* **GIVEN TASK**
Locate each line holding the string "object" and copy it.

* **DATASET ENTRIES**

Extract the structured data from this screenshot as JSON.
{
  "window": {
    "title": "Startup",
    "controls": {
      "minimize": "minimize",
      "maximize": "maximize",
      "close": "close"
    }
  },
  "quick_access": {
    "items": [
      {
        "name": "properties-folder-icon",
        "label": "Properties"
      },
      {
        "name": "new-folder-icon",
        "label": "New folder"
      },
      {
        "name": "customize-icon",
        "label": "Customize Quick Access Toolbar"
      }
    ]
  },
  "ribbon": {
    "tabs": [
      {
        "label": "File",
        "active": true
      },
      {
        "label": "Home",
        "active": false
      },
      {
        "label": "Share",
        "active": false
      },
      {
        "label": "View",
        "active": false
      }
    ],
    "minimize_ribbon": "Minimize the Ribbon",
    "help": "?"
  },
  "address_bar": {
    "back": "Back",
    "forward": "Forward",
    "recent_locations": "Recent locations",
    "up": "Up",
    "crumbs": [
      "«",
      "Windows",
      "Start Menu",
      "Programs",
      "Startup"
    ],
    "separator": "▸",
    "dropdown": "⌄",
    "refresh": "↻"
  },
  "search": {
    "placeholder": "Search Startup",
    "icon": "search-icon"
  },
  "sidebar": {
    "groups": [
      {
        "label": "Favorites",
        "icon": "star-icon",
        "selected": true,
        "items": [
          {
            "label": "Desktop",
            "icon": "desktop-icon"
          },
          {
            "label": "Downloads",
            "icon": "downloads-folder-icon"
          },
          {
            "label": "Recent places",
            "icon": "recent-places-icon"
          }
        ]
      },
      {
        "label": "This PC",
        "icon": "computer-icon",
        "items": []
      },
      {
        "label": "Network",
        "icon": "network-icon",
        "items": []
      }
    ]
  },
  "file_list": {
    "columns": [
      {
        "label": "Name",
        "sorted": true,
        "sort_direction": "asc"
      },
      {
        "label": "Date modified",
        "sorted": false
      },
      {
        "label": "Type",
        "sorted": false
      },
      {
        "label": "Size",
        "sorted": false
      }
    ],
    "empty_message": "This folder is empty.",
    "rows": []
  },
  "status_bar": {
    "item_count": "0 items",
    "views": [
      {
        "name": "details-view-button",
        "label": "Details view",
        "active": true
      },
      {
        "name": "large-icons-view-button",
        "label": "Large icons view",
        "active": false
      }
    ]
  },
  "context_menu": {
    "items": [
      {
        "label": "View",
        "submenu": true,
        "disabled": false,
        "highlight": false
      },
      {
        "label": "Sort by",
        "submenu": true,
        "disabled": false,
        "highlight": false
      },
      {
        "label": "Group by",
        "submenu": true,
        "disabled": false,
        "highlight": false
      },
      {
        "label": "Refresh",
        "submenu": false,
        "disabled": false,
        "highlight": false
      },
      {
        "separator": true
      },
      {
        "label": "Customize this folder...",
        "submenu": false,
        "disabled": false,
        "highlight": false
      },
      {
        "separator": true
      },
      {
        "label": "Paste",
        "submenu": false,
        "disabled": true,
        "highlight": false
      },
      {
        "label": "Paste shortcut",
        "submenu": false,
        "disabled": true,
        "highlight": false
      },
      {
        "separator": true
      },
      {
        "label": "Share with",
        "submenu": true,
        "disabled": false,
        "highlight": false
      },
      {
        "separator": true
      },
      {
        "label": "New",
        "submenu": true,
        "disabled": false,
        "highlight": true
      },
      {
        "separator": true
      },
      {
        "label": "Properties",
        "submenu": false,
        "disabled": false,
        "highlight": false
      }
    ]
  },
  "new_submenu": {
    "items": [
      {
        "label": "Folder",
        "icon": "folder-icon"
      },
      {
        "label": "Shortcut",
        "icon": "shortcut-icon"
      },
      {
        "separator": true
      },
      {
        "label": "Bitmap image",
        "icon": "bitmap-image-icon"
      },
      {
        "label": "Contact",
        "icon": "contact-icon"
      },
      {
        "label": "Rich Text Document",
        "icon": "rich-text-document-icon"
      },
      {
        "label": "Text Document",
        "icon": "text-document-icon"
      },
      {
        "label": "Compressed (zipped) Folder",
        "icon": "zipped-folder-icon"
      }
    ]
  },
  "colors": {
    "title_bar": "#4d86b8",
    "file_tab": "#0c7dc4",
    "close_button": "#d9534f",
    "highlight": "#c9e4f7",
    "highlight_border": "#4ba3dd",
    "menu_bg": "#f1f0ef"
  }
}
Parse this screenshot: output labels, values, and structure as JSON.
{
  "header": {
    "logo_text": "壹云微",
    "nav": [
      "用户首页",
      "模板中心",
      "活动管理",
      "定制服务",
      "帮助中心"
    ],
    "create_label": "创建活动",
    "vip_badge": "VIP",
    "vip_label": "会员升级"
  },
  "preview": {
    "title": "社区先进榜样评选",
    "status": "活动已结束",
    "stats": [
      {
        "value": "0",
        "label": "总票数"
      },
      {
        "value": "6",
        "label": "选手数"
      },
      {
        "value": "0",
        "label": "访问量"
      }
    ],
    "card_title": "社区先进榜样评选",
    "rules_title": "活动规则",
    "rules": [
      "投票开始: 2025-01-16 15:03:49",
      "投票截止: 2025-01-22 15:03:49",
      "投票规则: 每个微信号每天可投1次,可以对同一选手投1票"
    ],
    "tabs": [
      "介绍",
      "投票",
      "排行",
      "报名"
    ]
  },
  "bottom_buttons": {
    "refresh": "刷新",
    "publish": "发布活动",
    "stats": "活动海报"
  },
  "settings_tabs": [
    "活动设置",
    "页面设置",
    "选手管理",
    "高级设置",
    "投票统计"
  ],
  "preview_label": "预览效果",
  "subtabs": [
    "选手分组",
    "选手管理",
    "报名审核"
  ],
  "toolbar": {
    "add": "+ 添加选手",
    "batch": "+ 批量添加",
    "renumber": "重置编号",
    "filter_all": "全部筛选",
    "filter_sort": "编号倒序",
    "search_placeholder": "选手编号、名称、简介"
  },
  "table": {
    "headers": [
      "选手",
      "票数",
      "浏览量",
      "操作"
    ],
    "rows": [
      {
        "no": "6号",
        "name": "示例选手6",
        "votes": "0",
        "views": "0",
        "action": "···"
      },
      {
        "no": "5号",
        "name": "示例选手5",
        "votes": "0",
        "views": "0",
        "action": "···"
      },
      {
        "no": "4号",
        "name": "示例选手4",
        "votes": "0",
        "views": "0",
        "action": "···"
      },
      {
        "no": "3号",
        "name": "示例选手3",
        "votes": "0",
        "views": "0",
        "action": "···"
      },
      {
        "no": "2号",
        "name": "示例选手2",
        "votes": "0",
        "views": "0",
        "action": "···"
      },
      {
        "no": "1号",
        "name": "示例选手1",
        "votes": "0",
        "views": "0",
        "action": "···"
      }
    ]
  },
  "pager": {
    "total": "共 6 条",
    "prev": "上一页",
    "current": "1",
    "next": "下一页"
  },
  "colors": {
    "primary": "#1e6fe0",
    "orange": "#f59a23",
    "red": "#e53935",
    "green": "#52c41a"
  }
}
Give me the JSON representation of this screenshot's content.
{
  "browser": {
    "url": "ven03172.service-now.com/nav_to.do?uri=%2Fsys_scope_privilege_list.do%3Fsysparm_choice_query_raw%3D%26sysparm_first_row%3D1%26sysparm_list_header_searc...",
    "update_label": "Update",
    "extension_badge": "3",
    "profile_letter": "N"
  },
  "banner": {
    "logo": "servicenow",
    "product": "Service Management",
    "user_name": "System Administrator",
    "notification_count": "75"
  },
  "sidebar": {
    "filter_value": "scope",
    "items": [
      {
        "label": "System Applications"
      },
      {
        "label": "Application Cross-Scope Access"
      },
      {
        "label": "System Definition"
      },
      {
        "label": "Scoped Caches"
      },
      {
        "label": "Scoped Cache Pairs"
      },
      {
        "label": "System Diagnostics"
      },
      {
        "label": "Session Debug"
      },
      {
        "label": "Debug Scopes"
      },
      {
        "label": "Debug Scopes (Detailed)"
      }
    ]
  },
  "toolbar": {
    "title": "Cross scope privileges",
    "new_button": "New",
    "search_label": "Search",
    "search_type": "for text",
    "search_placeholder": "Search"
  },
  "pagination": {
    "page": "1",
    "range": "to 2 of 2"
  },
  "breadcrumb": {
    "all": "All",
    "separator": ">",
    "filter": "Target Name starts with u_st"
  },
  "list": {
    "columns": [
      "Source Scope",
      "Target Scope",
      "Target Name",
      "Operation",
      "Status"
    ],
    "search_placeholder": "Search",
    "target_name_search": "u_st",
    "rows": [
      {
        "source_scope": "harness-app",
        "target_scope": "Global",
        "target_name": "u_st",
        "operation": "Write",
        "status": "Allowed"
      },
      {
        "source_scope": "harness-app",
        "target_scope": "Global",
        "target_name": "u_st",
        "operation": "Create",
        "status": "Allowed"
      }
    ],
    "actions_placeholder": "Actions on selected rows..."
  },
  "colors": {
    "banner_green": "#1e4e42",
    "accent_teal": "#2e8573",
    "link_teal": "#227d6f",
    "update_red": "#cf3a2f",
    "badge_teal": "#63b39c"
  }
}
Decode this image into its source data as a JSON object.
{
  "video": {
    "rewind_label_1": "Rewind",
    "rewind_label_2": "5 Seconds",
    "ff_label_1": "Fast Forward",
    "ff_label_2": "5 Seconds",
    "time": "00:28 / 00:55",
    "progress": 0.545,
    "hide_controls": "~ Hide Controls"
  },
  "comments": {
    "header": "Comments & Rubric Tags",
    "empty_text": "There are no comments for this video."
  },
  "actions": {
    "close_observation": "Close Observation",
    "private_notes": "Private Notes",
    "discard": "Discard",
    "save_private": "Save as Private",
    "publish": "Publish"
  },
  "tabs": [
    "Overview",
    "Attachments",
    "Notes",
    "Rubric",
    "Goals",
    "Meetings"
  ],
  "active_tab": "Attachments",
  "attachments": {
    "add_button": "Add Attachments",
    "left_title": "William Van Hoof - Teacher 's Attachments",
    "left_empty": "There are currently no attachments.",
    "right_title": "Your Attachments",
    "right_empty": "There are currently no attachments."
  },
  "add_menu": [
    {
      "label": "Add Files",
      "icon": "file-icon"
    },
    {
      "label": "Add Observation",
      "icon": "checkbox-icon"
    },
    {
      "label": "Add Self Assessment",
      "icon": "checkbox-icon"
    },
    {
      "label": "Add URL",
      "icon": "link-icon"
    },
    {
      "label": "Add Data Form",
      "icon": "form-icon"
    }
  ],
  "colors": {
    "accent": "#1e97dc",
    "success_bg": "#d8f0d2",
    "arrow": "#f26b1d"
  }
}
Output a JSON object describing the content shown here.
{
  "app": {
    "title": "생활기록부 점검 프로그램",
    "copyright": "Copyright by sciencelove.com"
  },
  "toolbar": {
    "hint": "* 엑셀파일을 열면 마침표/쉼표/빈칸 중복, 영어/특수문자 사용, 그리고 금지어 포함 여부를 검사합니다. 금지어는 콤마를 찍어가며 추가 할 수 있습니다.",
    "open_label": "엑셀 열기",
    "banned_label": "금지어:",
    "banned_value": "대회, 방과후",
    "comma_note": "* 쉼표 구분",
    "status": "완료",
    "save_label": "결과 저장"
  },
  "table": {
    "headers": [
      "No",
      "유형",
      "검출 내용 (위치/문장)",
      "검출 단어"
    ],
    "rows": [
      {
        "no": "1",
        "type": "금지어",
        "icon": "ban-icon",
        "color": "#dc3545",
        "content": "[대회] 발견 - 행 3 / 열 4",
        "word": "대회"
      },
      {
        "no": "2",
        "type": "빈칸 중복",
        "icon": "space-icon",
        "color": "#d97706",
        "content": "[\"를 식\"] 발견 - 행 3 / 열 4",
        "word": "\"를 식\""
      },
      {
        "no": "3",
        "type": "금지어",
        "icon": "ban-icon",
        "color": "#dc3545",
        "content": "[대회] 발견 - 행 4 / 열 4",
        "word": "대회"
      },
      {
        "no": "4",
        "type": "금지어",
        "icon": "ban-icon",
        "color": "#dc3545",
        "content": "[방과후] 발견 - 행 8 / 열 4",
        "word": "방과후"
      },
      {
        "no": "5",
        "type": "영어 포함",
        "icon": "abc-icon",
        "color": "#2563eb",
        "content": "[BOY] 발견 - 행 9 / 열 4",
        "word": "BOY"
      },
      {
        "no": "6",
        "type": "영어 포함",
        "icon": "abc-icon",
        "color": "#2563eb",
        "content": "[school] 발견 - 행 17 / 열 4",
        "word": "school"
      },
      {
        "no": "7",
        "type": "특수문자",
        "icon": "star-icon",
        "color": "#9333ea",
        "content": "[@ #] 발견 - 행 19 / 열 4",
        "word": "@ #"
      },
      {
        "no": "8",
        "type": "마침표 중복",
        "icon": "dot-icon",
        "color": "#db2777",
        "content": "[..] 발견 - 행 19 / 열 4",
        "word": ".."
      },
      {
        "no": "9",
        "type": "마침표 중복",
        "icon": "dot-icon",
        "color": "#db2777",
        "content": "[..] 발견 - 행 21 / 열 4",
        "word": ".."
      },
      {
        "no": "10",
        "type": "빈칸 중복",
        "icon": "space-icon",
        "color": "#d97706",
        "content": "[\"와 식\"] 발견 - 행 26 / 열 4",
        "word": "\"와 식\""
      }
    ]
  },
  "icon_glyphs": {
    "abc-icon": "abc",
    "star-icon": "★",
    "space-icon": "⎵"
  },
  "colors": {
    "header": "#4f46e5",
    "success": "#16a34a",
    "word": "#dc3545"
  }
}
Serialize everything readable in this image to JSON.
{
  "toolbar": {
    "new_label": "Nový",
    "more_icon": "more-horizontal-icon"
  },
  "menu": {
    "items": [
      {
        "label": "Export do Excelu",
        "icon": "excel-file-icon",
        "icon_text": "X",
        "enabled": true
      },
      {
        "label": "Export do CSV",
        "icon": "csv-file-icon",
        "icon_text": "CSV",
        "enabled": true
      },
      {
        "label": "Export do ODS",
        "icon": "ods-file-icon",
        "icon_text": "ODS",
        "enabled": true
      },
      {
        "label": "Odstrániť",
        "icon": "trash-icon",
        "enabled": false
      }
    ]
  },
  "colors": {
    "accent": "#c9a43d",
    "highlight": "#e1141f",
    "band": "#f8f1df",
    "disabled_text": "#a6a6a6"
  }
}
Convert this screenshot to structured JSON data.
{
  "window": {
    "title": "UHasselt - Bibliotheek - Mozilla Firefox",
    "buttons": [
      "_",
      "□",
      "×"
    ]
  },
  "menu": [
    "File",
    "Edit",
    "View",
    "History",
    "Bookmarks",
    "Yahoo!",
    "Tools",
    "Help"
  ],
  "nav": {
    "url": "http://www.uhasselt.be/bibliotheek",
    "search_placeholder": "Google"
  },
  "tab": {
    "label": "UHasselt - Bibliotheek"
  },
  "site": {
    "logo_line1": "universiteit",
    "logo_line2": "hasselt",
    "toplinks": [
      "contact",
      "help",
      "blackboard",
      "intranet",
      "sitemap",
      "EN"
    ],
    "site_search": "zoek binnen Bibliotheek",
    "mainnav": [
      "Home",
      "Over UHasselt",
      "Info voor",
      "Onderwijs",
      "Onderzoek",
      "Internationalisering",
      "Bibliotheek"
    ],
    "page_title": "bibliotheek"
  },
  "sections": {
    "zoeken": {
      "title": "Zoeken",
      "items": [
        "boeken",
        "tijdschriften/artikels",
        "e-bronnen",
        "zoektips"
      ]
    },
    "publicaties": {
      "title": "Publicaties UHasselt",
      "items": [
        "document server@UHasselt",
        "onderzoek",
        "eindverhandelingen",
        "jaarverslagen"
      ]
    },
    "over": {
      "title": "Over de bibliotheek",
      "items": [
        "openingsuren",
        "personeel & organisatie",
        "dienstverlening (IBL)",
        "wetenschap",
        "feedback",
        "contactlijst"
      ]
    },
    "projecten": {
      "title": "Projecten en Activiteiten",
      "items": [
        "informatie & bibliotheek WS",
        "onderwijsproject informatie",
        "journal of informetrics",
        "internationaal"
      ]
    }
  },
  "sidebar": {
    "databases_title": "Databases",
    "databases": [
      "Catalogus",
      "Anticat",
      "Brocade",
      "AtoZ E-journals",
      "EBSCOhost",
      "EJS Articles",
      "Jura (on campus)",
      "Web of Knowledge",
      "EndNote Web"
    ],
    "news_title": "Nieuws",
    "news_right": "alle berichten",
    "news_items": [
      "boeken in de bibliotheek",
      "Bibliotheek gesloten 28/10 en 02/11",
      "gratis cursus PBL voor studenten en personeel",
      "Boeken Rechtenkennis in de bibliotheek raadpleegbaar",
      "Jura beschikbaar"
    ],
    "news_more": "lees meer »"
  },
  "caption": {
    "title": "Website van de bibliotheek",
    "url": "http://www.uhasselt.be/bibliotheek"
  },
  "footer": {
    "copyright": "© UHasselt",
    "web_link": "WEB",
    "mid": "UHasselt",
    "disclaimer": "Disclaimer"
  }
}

* **ANSWER TO THE PROBLEM**
Decode this image into its source data as a JSON object.
Output a JSON object describing the content shown here.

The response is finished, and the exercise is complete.